**WORK TO DO**
(1) In the passage on Delhi metro funding, condense the paragraph that begins "While the JBIC loan" into a shorter version that keeps its main facts.
(2) Extend the passage on Delhi metro funding past its final sentence.

[begin TEXT SECTION]

The corporation has raised about 56 per cent of the project cost for the first phase through a soft loan from the Japanese Bank for International Corporation (JBIC).
 
The 40-km second phase of the Delhi metro project, which is expected to cost Rs 8,000 crore, will be complete in 2010.
 
Of the project cost, Rs 3,000 crore will come by way of equity contributions from the Centre and the Delhi government, while the remaining funds will be sourced as debt.
 
While the JBIC loan for the first phase has been sourced at a nominal 1.8 per cent rate of interest, DMRC officials said even if domestic funds were availed of at a higher rate of interest for the second phase, the transfer of technology to domestic players would result in a 10-15 per cent lowering of the cost.

[end TEXT SECTION]
[begin PROVIDED DATA]

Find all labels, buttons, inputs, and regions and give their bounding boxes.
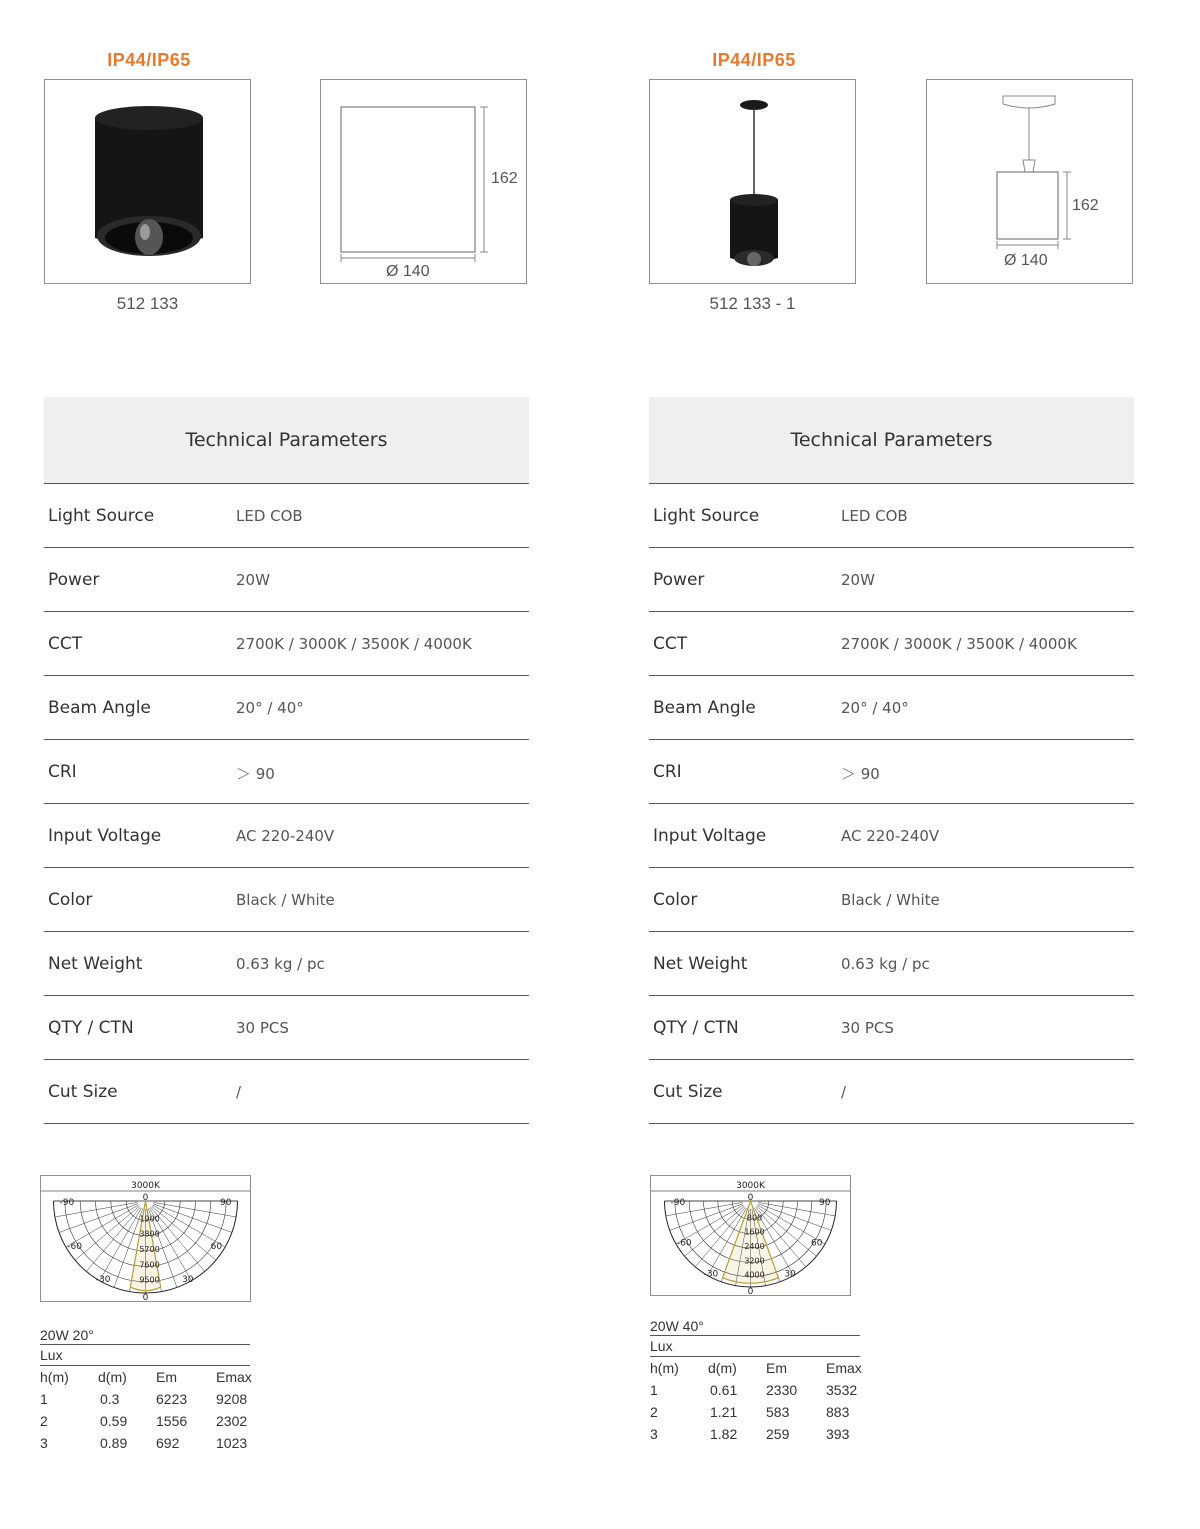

[end PROVIDED DATA]

**FINAL RESULTS**
(1) The JBIC loan for the first phase carries a nominal 1.8 percent interest rate. DMRC officials said that even if the second phase used domestic funds at a higher rate, transferring technology to domestic players would cut the cost by 10-15 percent.

(2)
"Raising around Rs 5,000 crore from the domestic market is not a problem," a senior DMRC official said. The government was in talks with the JBIC for the second phase, but we also had the option of tapping the domestic market, he said.
 
The corporation will have to return the JBIC loan for the first phase in 30 years and there is a moratorium of 10 years. On the remaining funds, the corporation would not be required to provide dividends in the near future, officials said.
 
Also, more lucrative sections, in terms of ridership, to destinations like Rohini and Dwarka were yet to go on stream, they added.